■ **Task goal**:
Exact repetition of the data is the whole task.

Records from a dataset:
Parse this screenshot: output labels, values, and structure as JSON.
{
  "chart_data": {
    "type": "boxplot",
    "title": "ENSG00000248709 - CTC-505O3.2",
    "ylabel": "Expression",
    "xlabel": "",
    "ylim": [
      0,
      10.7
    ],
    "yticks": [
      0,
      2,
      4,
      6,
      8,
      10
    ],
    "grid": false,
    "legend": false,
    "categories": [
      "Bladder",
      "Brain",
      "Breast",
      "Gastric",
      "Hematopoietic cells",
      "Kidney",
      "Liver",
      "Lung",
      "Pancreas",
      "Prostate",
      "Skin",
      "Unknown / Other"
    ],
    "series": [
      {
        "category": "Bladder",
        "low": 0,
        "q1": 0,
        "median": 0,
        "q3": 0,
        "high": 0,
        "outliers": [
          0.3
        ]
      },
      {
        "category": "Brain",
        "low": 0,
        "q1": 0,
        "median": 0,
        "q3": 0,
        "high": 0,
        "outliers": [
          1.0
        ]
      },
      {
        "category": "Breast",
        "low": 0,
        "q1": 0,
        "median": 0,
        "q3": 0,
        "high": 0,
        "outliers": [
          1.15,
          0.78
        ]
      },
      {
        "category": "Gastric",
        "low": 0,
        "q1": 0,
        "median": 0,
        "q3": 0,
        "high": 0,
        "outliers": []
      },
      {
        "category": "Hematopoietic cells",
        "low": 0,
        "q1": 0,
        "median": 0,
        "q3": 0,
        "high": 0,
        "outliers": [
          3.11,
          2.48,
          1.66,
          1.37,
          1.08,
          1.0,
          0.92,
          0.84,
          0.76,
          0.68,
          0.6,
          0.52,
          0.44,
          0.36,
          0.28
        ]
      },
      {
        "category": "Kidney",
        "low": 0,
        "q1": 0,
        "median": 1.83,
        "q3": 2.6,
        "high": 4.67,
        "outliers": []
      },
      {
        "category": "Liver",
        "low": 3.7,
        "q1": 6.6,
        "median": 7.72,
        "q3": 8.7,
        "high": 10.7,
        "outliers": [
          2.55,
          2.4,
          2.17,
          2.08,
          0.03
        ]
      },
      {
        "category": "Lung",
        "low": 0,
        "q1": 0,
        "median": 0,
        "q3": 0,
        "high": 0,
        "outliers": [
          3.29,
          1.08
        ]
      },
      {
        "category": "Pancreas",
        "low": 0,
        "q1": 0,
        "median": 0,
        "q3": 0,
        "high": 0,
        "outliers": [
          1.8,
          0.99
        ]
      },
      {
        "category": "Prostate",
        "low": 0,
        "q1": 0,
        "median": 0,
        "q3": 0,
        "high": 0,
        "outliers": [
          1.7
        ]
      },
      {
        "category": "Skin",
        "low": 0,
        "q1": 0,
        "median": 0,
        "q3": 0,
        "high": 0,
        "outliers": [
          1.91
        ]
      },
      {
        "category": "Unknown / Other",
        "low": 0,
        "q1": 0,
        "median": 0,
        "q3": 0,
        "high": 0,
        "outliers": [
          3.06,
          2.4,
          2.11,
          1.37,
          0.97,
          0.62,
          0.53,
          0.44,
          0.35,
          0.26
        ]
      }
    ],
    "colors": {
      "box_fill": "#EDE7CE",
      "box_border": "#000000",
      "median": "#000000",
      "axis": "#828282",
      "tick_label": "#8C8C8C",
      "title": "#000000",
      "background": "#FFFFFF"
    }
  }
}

■ **Solution to this exercise**:
Parse this screenshot: output labels, values, and structure as JSON.
{
  "chart_data": {
    "type": "boxplot",
    "title": "ENSG00000248709 - CTC-505O3.2",
    "ylabel": "Expression",
    "xlabel": "",
    "ylim": [
      0,
      10.7
    ],
    "yticks": [
      0,
      2,
      4,
      6,
      8,
      10
    ],
    "grid": false,
    "legend": false,
    "categories": [
      "Bladder",
      "Brain",
      "Breast",
      "Gastric",
      "Hematopoietic cells",
      "Kidney",
      "Liver",
      "Lung",
      "Pancreas",
      "Prostate",
      "Skin",
      "Unknown / Other"
    ],
    "series": [
      {
        "category": "Bladder",
        "low": 0,
        "q1": 0,
        "median": 0,
        "q3": 0,
        "high": 0,
        "outliers": [
          0.3
        ]
      },
      {
        "category": "Brain",
        "low": 0,
        "q1": 0,
        "median": 0,
        "q3": 0,
        "high": 0,
        "outliers": [
          1.0
        ]
      },
      {
        "category": "Breast",
        "low": 0,
        "q1": 0,
        "median": 0,
        "q3": 0,
        "high": 0,
        "outliers": [
          1.15,
          0.78
        ]
      },
      {
        "category": "Gastric",
        "low": 0,
        "q1": 0,
        "median": 0,
        "q3": 0,
        "high": 0,
        "outliers": []
      },
      {
        "category": "Hematopoietic cells",
        "low": 0,
        "q1": 0,
        "median": 0,
        "q3": 0,
        "high": 0,
        "outliers": [
          3.11,
          2.48,
          1.66,
          1.37,
          1.08,
          1.0,
          0.92,
          0.84,
          0.76,
          0.68,
          0.6,
          0.52,
          0.44,
          0.36,
          0.28
        ]
      },
      {
        "category": "Kidney",
        "low": 0,
        "q1": 0,
        "median": 1.83,
        "q3": 2.6,
        "high": 4.67,
        "outliers": []
      },
      {
        "category": "Liver",
        "low": 3.7,
        "q1": 6.6,
        "median": 7.72,
        "q3": 8.7,
        "high": 10.7,
        "outliers": [
          2.55,
          2.4,
          2.17,
          2.08,
          0.03
        ]
      },
      {
        "category": "Lung",
        "low": 0,
        "q1": 0,
        "median": 0,
        "q3": 0,
        "high": 0,
        "outliers": [
          3.29,
          1.08
        ]
      },
      {
        "category": "Pancreas",
        "low": 0,
        "q1": 0,
        "median": 0,
        "q3": 0,
        "high": 0,
        "outliers": [
          1.8,
          0.99
        ]
      },
      {
        "category": "Prostate",
        "low": 0,
        "q1": 0,
        "median": 0,
        "q3": 0,
        "high": 0,
        "outliers": [
          1.7
        ]
      },
      {
        "category": "Skin",
        "low": 0,
        "q1": 0,
        "median": 0,
        "q3": 0,
        "high": 0,
        "outliers": [
          1.91
        ]
      },
      {
        "category": "Unknown / Other",
        "low": 0,
        "q1": 0,
        "median": 0,
        "q3": 0,
        "high": 0,
        "outliers": [
          3.06,
          2.4,
          2.11,
          1.37,
          0.97,
          0.62,
          0.53,
          0.44,
          0.35,
          0.26
        ]
      }
    ],
    "colors": {
      "box_fill": "#EDE7CE",
      "box_border": "#000000",
      "median": "#000000",
      "axis": "#828282",
      "tick_label": "#8C8C8C",
      "title": "#000000",
      "background": "#FFFFFF"
    }
  }
}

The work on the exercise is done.